What is asked ▸
Write the data out again in full, with no departure from the original.

Stored entries:
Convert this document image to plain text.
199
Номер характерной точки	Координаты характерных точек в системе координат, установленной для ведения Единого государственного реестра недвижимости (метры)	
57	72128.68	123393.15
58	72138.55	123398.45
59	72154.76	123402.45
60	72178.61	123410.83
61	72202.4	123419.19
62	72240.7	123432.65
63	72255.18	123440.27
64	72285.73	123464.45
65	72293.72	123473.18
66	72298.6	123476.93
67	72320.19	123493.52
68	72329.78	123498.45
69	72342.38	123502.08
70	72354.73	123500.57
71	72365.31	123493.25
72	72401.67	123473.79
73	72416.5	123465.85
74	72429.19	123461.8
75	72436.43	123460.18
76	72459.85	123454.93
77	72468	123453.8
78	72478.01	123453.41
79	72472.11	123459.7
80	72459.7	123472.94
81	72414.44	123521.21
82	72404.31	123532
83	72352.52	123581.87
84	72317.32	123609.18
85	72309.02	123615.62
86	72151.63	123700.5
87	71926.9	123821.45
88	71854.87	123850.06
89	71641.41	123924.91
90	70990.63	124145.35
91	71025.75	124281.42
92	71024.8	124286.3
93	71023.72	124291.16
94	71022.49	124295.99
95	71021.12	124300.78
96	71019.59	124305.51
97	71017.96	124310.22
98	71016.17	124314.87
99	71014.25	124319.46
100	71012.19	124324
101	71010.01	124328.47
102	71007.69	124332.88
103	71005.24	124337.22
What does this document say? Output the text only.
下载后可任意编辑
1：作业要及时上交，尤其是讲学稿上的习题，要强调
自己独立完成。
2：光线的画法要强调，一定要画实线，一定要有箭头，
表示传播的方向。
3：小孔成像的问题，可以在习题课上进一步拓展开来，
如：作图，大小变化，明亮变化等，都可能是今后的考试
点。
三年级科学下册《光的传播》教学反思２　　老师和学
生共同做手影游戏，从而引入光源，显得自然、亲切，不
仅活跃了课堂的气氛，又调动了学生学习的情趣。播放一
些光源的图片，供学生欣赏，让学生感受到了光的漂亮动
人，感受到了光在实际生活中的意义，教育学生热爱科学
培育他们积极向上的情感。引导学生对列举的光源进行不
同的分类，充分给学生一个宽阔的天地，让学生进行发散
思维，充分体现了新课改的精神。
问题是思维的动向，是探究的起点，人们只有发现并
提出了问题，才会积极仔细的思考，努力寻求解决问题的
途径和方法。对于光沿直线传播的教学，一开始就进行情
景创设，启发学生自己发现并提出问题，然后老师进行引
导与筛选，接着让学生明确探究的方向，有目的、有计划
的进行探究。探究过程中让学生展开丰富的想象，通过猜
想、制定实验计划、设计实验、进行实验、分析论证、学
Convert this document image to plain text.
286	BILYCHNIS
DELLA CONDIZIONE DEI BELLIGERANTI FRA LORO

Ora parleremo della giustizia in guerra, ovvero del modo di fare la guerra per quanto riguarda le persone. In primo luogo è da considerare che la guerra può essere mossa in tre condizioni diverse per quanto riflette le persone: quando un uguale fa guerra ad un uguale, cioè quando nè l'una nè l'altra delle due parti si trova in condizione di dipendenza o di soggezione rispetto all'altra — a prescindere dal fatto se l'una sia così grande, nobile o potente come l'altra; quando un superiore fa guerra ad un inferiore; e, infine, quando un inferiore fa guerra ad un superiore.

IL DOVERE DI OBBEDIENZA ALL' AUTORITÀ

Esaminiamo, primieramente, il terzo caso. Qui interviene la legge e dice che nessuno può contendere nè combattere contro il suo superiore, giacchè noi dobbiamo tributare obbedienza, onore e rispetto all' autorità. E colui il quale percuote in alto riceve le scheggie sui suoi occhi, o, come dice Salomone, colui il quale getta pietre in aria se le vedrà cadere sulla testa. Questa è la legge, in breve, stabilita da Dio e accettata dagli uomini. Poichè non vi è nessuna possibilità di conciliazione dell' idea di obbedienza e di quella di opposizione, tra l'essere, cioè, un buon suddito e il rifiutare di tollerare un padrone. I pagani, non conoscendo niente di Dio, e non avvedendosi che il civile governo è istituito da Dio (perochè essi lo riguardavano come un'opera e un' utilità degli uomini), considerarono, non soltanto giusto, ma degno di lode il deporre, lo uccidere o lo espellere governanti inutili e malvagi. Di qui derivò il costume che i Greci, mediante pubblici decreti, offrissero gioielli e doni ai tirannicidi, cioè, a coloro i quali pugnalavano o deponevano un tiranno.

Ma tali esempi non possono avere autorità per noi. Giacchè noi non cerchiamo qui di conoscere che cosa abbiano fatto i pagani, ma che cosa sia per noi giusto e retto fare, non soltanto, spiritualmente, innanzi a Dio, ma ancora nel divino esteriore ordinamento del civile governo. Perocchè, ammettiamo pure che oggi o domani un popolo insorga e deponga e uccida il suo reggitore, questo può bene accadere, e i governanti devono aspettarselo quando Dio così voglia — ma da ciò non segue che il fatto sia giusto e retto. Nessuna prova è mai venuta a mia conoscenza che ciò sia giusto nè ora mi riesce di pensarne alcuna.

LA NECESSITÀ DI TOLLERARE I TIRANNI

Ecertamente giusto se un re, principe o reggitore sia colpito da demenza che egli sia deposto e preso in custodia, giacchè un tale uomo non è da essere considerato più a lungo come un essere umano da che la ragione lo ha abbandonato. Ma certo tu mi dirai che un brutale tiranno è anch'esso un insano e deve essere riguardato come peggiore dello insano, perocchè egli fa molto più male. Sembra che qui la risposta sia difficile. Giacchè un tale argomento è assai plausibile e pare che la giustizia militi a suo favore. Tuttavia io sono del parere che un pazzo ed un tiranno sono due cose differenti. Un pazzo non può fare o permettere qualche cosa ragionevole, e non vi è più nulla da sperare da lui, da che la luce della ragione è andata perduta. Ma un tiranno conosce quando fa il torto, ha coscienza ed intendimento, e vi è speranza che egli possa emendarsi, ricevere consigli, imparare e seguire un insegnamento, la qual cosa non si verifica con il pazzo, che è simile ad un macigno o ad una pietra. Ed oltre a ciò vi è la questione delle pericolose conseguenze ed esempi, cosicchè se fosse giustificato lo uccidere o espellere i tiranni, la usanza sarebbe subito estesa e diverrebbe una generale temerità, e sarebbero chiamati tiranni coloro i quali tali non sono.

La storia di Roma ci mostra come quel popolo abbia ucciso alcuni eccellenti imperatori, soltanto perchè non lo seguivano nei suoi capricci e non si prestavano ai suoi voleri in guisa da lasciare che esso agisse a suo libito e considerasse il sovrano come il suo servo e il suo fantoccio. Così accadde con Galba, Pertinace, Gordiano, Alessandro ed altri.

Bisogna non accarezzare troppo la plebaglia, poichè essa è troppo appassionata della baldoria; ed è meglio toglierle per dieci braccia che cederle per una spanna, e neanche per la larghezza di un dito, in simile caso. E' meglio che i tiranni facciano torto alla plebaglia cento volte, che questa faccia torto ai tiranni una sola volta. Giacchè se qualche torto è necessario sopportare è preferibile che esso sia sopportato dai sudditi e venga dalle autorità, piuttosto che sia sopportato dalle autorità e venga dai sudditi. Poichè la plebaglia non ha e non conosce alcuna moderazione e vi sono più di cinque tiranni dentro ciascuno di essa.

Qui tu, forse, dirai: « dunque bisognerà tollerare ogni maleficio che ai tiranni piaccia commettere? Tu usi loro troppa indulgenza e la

Full solution ▸
Convert this document image to plain text.
199
Номер характерной точки	Координаты характерных точек в системе координат, установленной для ведения Единого государственного реестра недвижимости (метры)	
57	72128.68	123393.15
58	72138.55	123398.45
59	72154.76	123402.45
60	72178.61	123410.83
61	72202.4	123419.19
62	72240.7	123432.65
63	72255.18	123440.27
64	72285.73	123464.45
65	72293.72	123473.18
66	72298.6	123476.93
67	72320.19	123493.52
68	72329.78	123498.45
69	72342.38	123502.08
70	72354.73	123500.57
71	72365.31	123493.25
72	72401.67	123473.79
73	72416.5	123465.85
74	72429.19	123461.8
75	72436.43	123460.18
76	72459.85	123454.93
77	72468	123453.8
78	72478.01	123453.41
79	72472.11	123459.7
80	72459.7	123472.94
81	72414.44	123521.21
82	72404.31	123532
83	72352.52	123581.87
84	72317.32	123609.18
85	72309.02	123615.62
86	72151.63	123700.5
87	71926.9	123821.45
88	71854.87	123850.06
89	71641.41	123924.91
90	70990.63	124145.35
91	71025.75	124281.42
92	71024.8	124286.3
93	71023.72	124291.16
94	71022.49	124295.99
95	71021.12	124300.78
96	71019.59	124305.51
97	71017.96	124310.22
98	71016.17	124314.87
99	71014.25	124319.46
100	71012.19	124324
101	71010.01	124328.47
102	71007.69	124332.88
103	71005.24	124337.22
What does this document say? Output the text only.
下载后可任意编辑
1：作业要及时上交，尤其是讲学稿上的习题，要强调
自己独立完成。
2：光线的画法要强调，一定要画实线，一定要有箭头，
表示传播的方向。
3：小孔成像的问题，可以在习题课上进一步拓展开来，
如：作图，大小变化，明亮变化等，都可能是今后的考试
点。
三年级科学下册《光的传播》教学反思２　　老师和学
生共同做手影游戏，从而引入光源，显得自然、亲切，不
仅活跃了课堂的气氛，又调动了学生学习的情趣。播放一
些光源的图片，供学生欣赏，让学生感受到了光的漂亮动
人，感受到了光在实际生活中的意义，教育学生热爱科学
培育他们积极向上的情感。引导学生对列举的光源进行不
同的分类，充分给学生一个宽阔的天地，让学生进行发散
思维，充分体现了新课改的精神。
问题是思维的动向，是探究的起点，人们只有发现并
提出了问题，才会积极仔细的思考，努力寻求解决问题的
途径和方法。对于光沿直线传播的教学，一开始就进行情
景创设，启发学生自己发现并提出问题，然后老师进行引
导与筛选，接着让学生明确探究的方向，有目的、有计划
的进行探究。探究过程中让学生展开丰富的想象，通过猜
想、制定实验计划、设计实验、进行实验、分析论证、学
Convert this document image to plain text.
286	BILYCHNIS
DELLA CONDIZIONE DEI BELLIGERANTI FRA LORO

Ora parleremo della giustizia in guerra, ovvero del modo di fare la guerra per quanto riguarda le persone. In primo luogo è da considerare che la guerra può essere mossa in tre condizioni diverse per quanto riflette le persone: quando un uguale fa guerra ad un uguale, cioè quando nè l'una nè l'altra delle due parti si trova in condizione di dipendenza o di soggezione rispetto all'altra — a prescindere dal fatto se l'una sia così grande, nobile o potente come l'altra; quando un superiore fa guerra ad un inferiore; e, infine, quando un inferiore fa guerra ad un superiore.

IL DOVERE DI OBBEDIENZA ALL' AUTORITÀ

Esaminiamo, primieramente, il terzo caso. Qui interviene la legge e dice che nessuno può contendere nè combattere contro il suo superiore, giacchè noi dobbiamo tributare obbedienza, onore e rispetto all' autorità. E colui il quale percuote in alto riceve le scheggie sui suoi occhi, o, come dice Salomone, colui il quale getta pietre in aria se le vedrà cadere sulla testa. Questa è la legge, in breve, stabilita da Dio e accettata dagli uomini. Poichè non vi è nessuna possibilità di conciliazione dell' idea di obbedienza e di quella di opposizione, tra l'essere, cioè, un buon suddito e il rifiutare di tollerare un padrone. I pagani, non conoscendo niente di Dio, e non avvedendosi che il civile governo è istituito da Dio (perochè essi lo riguardavano come un'opera e un' utilità degli uomini), considerarono, non soltanto giusto, ma degno di lode il deporre, lo uccidere o lo espellere governanti inutili e malvagi. Di qui derivò il costume che i Greci, mediante pubblici decreti, offrissero gioielli e doni ai tirannicidi, cioè, a coloro i quali pugnalavano o deponevano un tiranno.

Ma tali esempi non possono avere autorità per noi. Giacchè noi non cerchiamo qui di conoscere che cosa abbiano fatto i pagani, ma che cosa sia per noi giusto e retto fare, non soltanto, spiritualmente, innanzi a Dio, ma ancora nel divino esteriore ordinamento del civile governo. Perocchè, ammettiamo pure che oggi o domani un popolo insorga e deponga e uccida il suo reggitore, questo può bene accadere, e i governanti devono aspettarselo quando Dio così voglia — ma da ciò non segue che il fatto sia giusto e retto. Nessuna prova è mai venuta a mia conoscenza che ciò sia giusto nè ora mi riesce di pensarne alcuna.

LA NECESSITÀ DI TOLLERARE I TIRANNI

Ecertamente giusto se un re, principe o reggitore sia colpito da demenza che egli sia deposto e preso in custodia, giacchè un tale uomo non è da essere considerato più a lungo come un essere umano da che la ragione lo ha abbandonato. Ma certo tu mi dirai che un brutale tiranno è anch'esso un insano e deve essere riguardato come peggiore dello insano, perocchè egli fa molto più male. Sembra che qui la risposta sia difficile. Giacchè un tale argomento è assai plausibile e pare che la giustizia militi a suo favore. Tuttavia io sono del parere che un pazzo ed un tiranno sono due cose differenti. Un pazzo non può fare o permettere qualche cosa ragionevole, e non vi è più nulla da sperare da lui, da che la luce della ragione è andata perduta. Ma un tiranno conosce quando fa il torto, ha coscienza ed intendimento, e vi è speranza che egli possa emendarsi, ricevere consigli, imparare e seguire un insegnamento, la qual cosa non si verifica con il pazzo, che è simile ad un macigno o ad una pietra. Ed oltre a ciò vi è la questione delle pericolose conseguenze ed esempi, cosicchè se fosse giustificato lo uccidere o espellere i tiranni, la usanza sarebbe subito estesa e diverrebbe una generale temerità, e sarebbero chiamati tiranni coloro i quali tali non sono.

La storia di Roma ci mostra come quel popolo abbia ucciso alcuni eccellenti imperatori, soltanto perchè non lo seguivano nei suoi capricci e non si prestavano ai suoi voleri in guisa da lasciare che esso agisse a suo libito e considerasse il sovrano come il suo servo e il suo fantoccio. Così accadde con Galba, Pertinace, Gordiano, Alessandro ed altri.

Bisogna non accarezzare troppo la plebaglia, poichè essa è troppo appassionata della baldoria; ed è meglio toglierle per dieci braccia che cederle per una spanna, e neanche per la larghezza di un dito, in simile caso. E' meglio che i tiranni facciano torto alla plebaglia cento volte, che questa faccia torto ai tiranni una sola volta. Giacchè se qualche torto è necessario sopportare è preferibile che esso sia sopportato dai sudditi e venga dalle autorità, piuttosto che sia sopportato dalle autorità e venga dai sudditi. Poichè la plebaglia non ha e non conosce alcuna moderazione e vi sono più di cinque tiranni dentro ciascuno di essa.

Qui tu, forse, dirai: « dunque bisognerà tollerare ogni maleficio che ai tiranni piaccia commettere? Tu usi loro troppa indulgenza e la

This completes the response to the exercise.